> _CHALLENGE_:
Look through the material below for "Fruits". Copy every line that contains it.

[Stored data entries]
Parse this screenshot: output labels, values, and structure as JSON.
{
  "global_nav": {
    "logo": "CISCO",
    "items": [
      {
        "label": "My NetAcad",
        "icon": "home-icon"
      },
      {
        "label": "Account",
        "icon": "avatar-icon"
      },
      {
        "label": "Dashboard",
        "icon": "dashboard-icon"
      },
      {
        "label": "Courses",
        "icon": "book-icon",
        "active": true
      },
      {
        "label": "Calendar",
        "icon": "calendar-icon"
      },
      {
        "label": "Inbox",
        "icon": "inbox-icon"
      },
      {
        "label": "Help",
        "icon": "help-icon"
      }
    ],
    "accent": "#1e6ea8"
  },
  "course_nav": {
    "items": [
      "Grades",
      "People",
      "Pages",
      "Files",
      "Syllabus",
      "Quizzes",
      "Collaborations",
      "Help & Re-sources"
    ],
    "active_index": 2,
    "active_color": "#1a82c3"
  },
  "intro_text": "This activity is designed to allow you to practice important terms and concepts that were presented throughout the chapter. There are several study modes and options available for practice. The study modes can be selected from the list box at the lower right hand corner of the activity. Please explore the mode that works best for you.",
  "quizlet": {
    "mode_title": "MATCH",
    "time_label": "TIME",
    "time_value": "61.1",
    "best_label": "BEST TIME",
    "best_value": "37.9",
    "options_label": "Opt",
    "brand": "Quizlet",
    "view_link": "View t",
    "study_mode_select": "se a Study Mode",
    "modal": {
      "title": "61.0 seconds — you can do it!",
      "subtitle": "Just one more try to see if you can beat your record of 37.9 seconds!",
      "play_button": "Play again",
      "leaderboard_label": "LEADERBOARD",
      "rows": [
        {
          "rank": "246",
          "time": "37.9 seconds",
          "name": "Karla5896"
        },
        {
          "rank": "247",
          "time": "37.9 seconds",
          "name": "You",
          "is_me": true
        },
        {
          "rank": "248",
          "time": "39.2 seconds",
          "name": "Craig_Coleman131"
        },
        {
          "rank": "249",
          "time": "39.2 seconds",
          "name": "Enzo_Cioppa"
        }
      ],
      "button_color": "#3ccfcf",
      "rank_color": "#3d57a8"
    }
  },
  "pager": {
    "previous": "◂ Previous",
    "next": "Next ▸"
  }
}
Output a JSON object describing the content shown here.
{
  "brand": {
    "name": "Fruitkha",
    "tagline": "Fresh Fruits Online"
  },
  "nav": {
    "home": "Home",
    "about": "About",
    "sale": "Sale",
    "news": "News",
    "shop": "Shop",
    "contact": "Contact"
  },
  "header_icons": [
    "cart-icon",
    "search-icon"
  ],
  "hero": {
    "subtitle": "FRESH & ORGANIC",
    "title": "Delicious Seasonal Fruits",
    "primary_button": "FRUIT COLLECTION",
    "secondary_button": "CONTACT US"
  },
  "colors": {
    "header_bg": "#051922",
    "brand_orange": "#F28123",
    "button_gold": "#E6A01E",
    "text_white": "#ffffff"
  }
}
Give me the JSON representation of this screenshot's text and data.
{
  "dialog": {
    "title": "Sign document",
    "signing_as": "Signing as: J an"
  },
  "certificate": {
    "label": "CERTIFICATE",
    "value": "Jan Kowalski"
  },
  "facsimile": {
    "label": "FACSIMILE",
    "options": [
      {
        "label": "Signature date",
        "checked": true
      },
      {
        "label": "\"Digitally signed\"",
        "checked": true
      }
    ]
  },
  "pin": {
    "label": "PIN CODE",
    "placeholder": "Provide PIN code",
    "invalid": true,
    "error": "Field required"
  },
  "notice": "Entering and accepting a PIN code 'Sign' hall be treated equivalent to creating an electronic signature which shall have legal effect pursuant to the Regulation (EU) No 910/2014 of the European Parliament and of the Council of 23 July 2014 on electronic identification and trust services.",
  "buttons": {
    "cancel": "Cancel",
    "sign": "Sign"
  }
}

> _SOLUTION_:
    "tagline": "Fresh Fruits Online"
    "title": "Delicious Seasonal Fruits",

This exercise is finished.